### Task details
Repeat word for word the line with "Enumerate this screenshot's" and every line after it until the records below run out.

### Data listing
%%
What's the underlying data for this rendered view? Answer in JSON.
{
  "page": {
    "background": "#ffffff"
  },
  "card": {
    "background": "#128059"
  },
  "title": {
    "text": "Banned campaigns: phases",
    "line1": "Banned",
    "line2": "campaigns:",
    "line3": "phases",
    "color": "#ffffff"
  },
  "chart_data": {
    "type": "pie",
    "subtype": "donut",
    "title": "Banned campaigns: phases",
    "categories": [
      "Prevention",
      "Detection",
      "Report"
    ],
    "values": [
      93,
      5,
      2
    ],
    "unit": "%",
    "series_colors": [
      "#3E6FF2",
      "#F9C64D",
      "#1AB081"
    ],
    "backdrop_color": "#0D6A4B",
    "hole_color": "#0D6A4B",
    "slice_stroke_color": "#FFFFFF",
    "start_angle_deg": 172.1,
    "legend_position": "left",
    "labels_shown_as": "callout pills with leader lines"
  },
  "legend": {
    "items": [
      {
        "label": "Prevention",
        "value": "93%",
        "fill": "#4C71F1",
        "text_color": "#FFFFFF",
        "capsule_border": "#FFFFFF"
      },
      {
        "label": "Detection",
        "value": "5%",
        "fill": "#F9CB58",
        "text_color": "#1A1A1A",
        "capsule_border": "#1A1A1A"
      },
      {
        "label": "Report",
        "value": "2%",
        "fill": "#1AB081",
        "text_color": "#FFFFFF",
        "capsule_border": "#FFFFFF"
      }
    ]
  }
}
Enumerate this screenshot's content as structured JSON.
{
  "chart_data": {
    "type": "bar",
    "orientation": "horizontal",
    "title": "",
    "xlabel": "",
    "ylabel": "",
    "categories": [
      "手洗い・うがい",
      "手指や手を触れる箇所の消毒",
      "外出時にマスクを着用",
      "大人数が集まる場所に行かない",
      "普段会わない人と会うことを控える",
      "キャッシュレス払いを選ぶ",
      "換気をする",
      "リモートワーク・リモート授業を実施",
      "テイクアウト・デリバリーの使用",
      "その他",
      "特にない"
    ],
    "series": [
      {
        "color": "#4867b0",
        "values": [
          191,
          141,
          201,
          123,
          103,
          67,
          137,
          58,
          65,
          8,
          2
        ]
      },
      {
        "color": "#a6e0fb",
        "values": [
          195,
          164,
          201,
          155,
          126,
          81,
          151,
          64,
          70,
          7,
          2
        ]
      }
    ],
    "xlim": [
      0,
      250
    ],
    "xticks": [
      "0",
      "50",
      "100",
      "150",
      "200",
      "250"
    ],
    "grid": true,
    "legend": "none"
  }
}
%%
### Solution
Enumerate this screenshot's content as structured JSON.
{
  "chart_data": {
    "type": "bar",
    "orientation": "horizontal",
    "title": "",
    "xlabel": "",
    "ylabel": "",
    "categories": [
      "手洗い・うがい",
      "手指や手を触れる箇所の消毒",
      "外出時にマスクを着用",
      "大人数が集まる場所に行かない",
      "普段会わない人と会うことを控える",
      "キャッシュレス払いを選ぶ",
      "換気をする",
      "リモートワーク・リモート授業を実施",
      "テイクアウト・デリバリーの使用",
      "その他",
      "特にない"
    ],
    "series": [
      {
        "color": "#4867b0",
        "values": [
          191,
          141,
          201,
          123,
          103,
          67,
          137,
          58,
          65,
          8,
          2
        ]
      },
      {
        "color": "#a6e0fb",
        "values": [
          195,
          164,
          201,
          155,
          126,
          81,
          151,
          64,
          70,
          7,
          2
        ]
      }
    ],
    "xlim": [
      0,
      250
    ],
    "xticks": [
      "0",
      "50",
      "100",
      "150",
      "200",
      "250"
    ],
    "grid": true,
    "legend": "none"
  }
}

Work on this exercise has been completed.